__YOUR TASK__
Lines that contain "style" are to be counted; give only their number.

__DATASET CONTENT__
# # # # #
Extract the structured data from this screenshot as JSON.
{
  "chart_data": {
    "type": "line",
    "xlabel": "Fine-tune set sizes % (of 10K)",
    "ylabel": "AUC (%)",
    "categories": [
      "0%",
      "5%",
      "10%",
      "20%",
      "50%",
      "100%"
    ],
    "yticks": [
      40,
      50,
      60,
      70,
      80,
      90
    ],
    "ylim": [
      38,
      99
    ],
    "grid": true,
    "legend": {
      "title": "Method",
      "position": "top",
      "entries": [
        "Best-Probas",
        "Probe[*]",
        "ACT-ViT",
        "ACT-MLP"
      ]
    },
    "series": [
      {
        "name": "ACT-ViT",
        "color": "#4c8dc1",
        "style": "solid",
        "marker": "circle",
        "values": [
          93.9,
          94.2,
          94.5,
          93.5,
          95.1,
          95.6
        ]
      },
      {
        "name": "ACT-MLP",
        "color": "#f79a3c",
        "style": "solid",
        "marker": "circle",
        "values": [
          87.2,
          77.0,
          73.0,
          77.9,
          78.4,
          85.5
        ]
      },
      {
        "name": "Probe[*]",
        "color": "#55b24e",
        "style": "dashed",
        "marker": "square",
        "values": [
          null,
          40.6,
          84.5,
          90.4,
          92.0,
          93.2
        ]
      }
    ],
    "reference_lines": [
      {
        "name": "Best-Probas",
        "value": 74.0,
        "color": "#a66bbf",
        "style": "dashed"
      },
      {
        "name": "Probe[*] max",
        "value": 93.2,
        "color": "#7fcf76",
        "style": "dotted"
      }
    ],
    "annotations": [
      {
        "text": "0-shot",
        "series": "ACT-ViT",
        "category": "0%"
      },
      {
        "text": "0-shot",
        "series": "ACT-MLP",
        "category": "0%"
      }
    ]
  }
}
# # # # #
__OUTPUT__
5